→ **Exercise inputs**
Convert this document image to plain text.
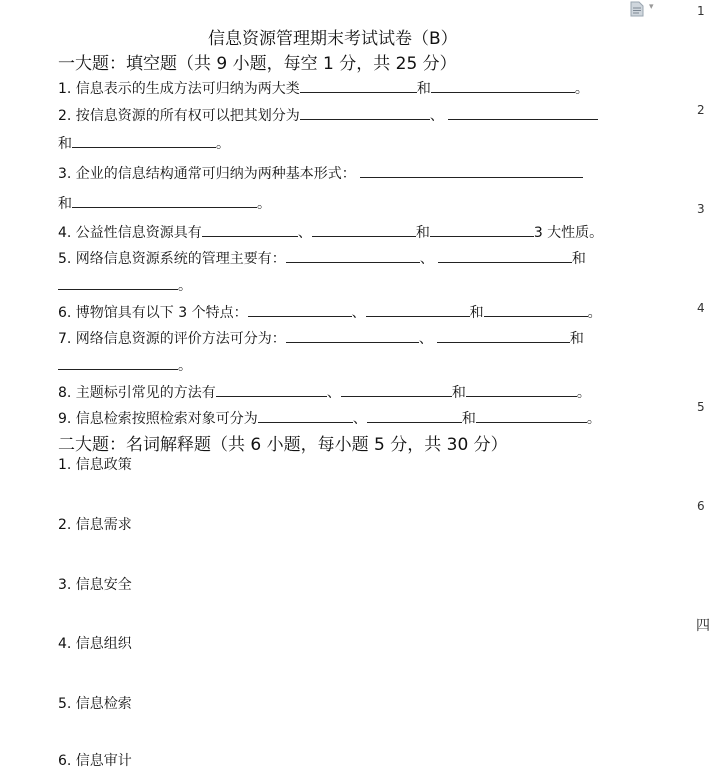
信息资源管理期末考试试卷（B）
一大题：填空题（共 9 小题，每空 1 分，共 25 分）
1. 信息表示的生成方法可归纳为两大类	和	。
2. 按信息资源的所有权可以把其划分为	、
和	。
3. 企业的信息结构通常可归纳为两种基本形式：
和	。
4. 公益性信息资源具有	、	和	3 大性质。
5. 网络信息资源系统的管理主要有：	、	和
。
6. 博物馆具有以下 3 个特点：	、	和	。
7. 网络信息资源的评价方法可分为：	、	和
。
8. 主题标引常见的方法有	、	和	。
9. 信息检索按照检索对象可分为	、	和	。
二大题：名词解释题（共 6 小题，每小题 5 分，共 30 分）
1. 信息政策
2. 信息需求
3. 信息安全
4. 信息组织
5. 信息检索
6. 信息审计
▾	1
2
3
4
5
6
四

→ **Directions**
Give the data above again in full and unchanged, skipping the pictures.

→ **Written answer**
Convert this document image to plain text.
信息资源管理期末考试试卷（B）
一大题：填空题（共 9 小题，每空 1 分，共 25 分）
1. 信息表示的生成方法可归纳为两大类	和	。
2. 按信息资源的所有权可以把其划分为	、
和	。
3. 企业的信息结构通常可归纳为两种基本形式：
和	。
4. 公益性信息资源具有	、	和	3 大性质。
5. 网络信息资源系统的管理主要有：	、	和
。
6. 博物馆具有以下 3 个特点：	、	和	。
7. 网络信息资源的评价方法可分为：	、	和
。
8. 主题标引常见的方法有	、	和	。
9. 信息检索按照检索对象可分为	、	和	。
二大题：名词解释题（共 6 小题，每小题 5 分，共 30 分）
1. 信息政策
2. 信息需求
3. 信息安全
4. 信息组织
5. 信息检索
6. 信息审计
▾	1
2
3
4
5
6
四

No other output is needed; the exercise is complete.